▶ Aim of the task:
Pull out every line with the word "JSON" from the entries below.

▶ Material for this exercise:

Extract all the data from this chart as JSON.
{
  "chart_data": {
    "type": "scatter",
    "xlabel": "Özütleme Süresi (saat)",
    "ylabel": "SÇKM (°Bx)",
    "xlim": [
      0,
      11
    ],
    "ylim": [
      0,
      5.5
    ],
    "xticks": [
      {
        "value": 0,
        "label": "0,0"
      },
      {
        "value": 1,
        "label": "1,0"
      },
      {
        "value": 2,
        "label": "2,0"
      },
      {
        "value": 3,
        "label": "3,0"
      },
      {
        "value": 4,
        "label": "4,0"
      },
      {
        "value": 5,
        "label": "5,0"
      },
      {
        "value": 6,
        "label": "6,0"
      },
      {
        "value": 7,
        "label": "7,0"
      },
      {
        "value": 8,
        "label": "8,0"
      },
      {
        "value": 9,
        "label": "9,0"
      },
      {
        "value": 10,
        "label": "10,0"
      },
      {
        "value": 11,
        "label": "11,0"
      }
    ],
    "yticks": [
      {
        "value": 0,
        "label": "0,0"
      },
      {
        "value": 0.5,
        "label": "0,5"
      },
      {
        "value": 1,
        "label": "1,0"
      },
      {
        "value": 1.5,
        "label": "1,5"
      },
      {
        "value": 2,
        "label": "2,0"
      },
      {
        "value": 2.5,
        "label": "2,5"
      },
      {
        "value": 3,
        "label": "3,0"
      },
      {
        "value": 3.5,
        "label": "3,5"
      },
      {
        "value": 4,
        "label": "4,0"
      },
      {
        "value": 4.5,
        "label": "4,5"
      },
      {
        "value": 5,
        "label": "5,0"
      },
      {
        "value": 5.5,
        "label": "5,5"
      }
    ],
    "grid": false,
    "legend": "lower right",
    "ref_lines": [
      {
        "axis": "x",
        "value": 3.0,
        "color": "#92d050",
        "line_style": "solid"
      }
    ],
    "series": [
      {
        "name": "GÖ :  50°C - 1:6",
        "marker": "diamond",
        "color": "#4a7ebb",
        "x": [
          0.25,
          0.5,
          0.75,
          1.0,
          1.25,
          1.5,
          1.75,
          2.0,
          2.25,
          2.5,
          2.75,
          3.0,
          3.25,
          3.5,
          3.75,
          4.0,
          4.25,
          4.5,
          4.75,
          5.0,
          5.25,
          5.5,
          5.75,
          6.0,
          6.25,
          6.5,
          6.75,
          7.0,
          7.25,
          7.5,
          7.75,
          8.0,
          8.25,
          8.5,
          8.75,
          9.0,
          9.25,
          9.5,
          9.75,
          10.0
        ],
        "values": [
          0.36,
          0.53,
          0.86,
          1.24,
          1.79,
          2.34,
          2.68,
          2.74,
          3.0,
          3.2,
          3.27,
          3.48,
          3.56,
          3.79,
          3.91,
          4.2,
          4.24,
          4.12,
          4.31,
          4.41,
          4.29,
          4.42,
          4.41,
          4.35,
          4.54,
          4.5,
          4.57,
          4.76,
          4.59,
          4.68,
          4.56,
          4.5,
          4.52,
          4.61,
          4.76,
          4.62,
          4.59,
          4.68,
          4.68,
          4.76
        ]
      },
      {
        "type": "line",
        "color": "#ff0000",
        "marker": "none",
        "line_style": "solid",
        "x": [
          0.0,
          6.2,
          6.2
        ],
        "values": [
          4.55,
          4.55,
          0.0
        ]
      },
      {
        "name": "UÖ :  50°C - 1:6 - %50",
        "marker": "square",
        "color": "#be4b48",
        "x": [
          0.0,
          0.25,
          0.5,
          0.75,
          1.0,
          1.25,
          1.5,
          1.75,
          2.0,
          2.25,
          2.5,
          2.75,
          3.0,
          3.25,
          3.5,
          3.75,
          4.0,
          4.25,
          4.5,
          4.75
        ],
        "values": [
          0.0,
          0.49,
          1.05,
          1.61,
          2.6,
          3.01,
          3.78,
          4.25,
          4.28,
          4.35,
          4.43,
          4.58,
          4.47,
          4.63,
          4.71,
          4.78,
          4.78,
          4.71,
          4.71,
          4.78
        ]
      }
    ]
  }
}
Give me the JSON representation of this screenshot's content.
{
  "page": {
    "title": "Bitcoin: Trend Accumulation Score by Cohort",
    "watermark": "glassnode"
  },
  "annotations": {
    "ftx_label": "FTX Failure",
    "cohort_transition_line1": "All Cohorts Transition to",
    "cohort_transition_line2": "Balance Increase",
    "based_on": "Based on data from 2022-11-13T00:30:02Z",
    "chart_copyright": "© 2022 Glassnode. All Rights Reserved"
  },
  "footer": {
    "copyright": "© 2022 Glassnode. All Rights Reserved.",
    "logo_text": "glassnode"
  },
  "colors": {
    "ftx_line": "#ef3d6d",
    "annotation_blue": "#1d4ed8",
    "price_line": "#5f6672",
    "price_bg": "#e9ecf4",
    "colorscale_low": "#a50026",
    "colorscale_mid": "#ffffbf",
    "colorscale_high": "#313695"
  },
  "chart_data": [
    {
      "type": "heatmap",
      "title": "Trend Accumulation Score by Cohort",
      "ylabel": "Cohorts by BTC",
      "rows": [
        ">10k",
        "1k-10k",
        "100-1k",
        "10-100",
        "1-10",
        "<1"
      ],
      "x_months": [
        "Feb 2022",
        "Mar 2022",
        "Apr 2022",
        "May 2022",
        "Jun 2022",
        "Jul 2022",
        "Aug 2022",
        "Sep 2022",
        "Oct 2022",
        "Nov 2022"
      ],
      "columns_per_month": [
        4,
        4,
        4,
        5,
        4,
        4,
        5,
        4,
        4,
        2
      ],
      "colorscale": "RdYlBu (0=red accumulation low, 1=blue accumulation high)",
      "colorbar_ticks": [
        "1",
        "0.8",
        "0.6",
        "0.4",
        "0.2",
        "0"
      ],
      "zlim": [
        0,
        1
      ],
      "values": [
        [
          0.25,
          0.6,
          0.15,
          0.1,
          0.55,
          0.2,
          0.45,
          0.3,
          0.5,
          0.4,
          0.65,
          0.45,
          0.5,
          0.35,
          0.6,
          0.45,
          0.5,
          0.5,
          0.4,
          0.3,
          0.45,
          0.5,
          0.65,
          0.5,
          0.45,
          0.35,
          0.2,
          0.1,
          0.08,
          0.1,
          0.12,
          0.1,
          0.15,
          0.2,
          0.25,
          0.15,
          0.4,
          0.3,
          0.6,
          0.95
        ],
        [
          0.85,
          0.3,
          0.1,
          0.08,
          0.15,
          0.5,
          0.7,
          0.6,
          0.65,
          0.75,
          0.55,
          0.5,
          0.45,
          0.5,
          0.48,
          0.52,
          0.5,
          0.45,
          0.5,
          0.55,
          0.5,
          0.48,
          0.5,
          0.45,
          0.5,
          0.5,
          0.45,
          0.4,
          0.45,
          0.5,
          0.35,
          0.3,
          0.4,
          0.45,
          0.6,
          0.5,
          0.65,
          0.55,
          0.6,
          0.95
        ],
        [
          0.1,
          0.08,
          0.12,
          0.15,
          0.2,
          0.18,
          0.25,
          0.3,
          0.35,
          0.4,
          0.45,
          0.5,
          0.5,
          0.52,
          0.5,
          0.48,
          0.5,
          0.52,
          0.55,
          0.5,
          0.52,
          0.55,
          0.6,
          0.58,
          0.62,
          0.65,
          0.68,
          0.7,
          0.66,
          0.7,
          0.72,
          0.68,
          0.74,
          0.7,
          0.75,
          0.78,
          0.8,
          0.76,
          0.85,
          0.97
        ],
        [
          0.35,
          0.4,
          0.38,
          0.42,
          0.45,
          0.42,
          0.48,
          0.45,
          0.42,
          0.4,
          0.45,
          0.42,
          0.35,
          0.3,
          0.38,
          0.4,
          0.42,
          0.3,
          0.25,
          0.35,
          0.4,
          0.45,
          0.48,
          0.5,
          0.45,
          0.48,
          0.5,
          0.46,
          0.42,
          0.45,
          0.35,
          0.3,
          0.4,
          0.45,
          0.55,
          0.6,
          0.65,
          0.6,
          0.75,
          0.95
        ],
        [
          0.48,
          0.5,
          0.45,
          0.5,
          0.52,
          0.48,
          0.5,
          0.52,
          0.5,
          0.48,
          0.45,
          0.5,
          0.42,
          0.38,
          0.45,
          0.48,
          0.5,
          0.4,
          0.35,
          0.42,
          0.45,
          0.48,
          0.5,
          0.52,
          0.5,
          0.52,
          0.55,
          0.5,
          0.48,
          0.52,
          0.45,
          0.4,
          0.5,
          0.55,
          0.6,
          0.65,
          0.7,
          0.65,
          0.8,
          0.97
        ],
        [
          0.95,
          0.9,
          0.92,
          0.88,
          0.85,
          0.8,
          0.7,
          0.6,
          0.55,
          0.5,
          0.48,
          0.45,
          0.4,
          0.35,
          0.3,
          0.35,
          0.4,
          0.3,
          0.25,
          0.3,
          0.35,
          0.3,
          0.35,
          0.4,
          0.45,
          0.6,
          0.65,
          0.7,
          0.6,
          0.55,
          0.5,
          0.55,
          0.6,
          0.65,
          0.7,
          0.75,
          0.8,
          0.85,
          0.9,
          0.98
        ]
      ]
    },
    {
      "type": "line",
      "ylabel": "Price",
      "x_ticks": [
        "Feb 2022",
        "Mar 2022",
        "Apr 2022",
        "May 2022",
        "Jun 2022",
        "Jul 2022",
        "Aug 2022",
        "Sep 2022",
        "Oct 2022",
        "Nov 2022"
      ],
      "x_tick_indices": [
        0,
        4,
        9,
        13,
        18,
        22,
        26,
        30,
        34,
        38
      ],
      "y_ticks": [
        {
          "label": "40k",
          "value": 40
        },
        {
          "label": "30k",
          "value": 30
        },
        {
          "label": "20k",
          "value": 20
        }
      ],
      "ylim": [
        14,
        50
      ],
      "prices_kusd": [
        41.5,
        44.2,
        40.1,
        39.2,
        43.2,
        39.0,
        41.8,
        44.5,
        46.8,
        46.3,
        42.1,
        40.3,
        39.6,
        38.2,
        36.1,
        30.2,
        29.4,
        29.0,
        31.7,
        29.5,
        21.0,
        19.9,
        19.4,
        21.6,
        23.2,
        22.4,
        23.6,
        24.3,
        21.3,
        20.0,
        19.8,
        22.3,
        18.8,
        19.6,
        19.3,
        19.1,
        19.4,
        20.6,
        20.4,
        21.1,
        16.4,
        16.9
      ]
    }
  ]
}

▶ Completed task:
Extract all the data from this chart as JSON.
Give me the JSON representation of this screenshot's content.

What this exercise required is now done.